▸ **WHAT TO PRODUCE**
Give only the number of lines in these records that contain the word "meeting".

▸ **RECORDS PROVIDED**
• • •

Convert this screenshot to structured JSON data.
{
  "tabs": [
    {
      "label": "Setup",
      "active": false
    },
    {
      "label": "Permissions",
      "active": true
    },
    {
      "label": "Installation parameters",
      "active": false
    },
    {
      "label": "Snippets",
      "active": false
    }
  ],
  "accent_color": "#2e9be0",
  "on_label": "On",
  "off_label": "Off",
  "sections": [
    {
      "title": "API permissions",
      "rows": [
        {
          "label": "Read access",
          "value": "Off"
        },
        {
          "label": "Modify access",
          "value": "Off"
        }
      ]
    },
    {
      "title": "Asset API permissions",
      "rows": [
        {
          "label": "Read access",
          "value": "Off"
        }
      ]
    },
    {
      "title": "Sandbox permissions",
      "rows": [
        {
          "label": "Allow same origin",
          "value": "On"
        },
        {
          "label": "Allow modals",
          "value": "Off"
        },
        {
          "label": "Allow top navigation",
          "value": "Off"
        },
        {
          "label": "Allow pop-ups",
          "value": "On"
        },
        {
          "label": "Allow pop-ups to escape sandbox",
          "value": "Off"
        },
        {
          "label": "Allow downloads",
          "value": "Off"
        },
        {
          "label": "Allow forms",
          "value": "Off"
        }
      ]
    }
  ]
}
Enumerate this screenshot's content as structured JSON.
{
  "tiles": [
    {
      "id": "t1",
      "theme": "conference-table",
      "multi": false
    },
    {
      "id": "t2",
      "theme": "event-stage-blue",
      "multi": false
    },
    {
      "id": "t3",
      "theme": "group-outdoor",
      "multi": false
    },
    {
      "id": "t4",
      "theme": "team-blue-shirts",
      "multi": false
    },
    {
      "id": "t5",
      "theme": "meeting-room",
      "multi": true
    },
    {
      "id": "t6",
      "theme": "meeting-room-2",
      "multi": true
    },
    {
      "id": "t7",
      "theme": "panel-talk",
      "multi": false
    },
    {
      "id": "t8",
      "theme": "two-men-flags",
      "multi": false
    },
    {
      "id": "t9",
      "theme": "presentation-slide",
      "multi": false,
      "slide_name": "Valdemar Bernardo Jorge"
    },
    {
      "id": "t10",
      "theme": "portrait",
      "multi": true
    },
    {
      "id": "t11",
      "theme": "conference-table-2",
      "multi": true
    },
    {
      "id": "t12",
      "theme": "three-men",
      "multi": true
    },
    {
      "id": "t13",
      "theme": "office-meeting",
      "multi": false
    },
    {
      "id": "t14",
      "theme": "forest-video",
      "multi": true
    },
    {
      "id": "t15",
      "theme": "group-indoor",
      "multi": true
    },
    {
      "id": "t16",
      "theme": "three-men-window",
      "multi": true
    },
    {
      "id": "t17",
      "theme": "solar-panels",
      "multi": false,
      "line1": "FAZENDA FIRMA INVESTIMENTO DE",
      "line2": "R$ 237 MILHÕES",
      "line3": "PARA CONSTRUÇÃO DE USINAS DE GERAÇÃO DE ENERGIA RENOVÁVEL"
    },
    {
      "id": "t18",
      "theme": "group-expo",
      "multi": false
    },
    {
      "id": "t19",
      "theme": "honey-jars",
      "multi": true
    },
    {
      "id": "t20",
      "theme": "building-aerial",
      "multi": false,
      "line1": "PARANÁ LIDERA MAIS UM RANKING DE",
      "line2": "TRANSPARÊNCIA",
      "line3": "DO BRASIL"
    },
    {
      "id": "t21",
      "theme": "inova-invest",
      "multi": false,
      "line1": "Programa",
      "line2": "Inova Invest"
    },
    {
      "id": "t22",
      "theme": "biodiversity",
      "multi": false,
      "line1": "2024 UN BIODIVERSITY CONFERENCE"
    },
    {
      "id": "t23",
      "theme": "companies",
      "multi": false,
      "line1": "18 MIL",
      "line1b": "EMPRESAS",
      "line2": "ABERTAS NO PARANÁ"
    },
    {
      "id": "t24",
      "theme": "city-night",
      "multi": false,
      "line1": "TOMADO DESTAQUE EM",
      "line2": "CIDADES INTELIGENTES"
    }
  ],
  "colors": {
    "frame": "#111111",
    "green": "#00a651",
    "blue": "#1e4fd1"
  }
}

• • •

▸ **EXERCISE RESPONSE**
3